#### Material for this exercise ####

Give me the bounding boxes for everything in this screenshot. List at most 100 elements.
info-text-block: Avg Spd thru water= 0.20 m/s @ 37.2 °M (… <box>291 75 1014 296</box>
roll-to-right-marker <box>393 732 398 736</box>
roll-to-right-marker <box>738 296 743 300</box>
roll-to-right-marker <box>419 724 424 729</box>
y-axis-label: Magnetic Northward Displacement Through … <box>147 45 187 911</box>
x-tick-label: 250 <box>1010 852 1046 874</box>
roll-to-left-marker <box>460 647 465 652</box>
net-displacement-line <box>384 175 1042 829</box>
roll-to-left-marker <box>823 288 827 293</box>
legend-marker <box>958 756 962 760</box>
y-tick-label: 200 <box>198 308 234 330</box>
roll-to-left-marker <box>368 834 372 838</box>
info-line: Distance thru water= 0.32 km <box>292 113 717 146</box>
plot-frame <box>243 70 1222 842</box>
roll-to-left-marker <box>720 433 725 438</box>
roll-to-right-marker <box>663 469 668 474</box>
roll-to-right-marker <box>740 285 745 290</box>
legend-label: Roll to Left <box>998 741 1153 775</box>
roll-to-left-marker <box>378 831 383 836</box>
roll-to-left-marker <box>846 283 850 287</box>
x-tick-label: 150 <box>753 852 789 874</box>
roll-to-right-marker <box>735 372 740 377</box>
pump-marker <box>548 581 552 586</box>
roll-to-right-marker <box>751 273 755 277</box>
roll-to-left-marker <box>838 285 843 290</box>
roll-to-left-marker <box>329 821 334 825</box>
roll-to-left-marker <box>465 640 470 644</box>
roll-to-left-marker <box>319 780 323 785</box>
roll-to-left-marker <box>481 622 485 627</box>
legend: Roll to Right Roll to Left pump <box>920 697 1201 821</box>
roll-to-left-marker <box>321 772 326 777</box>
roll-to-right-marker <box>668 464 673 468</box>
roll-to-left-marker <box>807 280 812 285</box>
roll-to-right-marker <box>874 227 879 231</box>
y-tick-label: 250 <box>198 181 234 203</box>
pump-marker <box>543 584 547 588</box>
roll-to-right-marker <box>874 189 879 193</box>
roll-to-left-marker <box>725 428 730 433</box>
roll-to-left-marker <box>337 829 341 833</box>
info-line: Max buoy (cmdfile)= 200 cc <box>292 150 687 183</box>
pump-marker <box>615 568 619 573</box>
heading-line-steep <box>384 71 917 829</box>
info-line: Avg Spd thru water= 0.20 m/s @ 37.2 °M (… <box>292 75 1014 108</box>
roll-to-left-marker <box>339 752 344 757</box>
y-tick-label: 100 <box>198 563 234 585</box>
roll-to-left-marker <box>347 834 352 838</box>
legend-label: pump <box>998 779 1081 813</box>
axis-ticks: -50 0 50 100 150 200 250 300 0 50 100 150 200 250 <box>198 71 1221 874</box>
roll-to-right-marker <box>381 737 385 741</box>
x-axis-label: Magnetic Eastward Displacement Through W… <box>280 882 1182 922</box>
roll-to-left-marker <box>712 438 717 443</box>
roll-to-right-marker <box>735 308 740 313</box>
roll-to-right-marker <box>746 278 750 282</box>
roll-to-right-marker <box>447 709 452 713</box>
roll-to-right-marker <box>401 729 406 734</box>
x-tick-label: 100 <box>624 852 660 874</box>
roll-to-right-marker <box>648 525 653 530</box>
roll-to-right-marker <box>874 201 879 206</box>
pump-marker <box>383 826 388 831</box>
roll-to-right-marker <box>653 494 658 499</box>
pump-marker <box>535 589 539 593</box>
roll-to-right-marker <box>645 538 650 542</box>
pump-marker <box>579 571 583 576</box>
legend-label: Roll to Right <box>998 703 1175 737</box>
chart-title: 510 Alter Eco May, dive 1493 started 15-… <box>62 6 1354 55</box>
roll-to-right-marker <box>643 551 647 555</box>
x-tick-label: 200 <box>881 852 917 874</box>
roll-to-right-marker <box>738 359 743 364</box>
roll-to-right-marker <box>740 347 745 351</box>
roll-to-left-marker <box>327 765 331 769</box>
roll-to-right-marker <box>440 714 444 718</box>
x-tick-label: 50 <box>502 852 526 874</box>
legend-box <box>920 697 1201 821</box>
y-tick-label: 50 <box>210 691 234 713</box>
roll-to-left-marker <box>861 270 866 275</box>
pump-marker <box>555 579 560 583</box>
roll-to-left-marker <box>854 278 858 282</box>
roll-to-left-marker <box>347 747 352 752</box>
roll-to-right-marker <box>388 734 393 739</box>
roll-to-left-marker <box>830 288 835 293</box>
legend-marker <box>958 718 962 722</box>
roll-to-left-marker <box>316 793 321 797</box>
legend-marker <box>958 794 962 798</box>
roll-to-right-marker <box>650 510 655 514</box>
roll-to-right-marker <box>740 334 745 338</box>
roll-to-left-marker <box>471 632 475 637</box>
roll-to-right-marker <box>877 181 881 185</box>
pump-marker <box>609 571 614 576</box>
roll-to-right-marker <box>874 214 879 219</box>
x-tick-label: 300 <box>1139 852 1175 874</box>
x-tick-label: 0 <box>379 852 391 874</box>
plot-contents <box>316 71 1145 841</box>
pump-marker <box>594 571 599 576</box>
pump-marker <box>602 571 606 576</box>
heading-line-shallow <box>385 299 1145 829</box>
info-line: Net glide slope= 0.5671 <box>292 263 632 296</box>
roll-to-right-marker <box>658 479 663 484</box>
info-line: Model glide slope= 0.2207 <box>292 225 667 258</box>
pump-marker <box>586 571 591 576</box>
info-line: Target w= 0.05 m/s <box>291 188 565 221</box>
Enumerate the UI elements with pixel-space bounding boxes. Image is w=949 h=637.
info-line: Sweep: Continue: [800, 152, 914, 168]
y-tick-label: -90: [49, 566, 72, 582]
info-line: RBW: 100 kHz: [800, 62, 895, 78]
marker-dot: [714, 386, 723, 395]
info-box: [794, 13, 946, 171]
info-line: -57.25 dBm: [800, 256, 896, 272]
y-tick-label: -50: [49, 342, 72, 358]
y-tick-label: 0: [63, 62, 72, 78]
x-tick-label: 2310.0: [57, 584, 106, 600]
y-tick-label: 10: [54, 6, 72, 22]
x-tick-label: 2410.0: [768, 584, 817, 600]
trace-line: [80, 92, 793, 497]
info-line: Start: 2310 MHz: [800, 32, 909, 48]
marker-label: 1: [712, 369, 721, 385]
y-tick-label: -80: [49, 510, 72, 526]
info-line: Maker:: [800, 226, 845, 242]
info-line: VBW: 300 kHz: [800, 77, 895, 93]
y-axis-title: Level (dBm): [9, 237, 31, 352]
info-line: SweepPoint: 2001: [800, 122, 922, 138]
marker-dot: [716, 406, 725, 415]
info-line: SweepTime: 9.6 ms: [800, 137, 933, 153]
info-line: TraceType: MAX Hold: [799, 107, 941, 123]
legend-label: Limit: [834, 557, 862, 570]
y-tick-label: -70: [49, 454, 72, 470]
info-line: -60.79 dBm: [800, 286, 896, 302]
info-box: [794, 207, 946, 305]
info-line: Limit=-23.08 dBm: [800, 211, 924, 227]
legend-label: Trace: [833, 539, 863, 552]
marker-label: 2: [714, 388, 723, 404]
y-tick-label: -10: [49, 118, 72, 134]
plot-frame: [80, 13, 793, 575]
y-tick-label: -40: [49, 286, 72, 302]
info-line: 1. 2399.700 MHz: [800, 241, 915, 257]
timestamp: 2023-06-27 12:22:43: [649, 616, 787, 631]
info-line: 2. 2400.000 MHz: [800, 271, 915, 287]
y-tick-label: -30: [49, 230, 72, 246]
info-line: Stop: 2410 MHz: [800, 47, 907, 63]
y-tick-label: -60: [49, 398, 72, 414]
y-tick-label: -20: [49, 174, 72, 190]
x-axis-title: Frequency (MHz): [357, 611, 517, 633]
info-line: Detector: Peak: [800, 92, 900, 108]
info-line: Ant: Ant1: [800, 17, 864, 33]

####

§ Instruction:
Reproduce the items word for word, starting at their first line and ending at the line that contains "net-displacement-line <box>384 175", with both of those lines included.

§ Response to this task:
Give me the bounding boxes for everything in this screenshot. List at most 100 elements.
info-text-block: Avg Spd thru water= 0.20 m/s @ 37.2 °M (… <box>291 75 1014 296</box>
roll-to-right-marker <box>393 732 398 736</box>
roll-to-right-marker <box>738 296 743 300</box>
roll-to-right-marker <box>419 724 424 729</box>
y-axis-label: Magnetic Northward Displacement Through … <box>147 45 187 911</box>
x-tick-label: 250 <box>1010 852 1046 874</box>
roll-to-left-marker <box>460 647 465 652</box>
net-displacement-line <box>384 175 1042 829</box>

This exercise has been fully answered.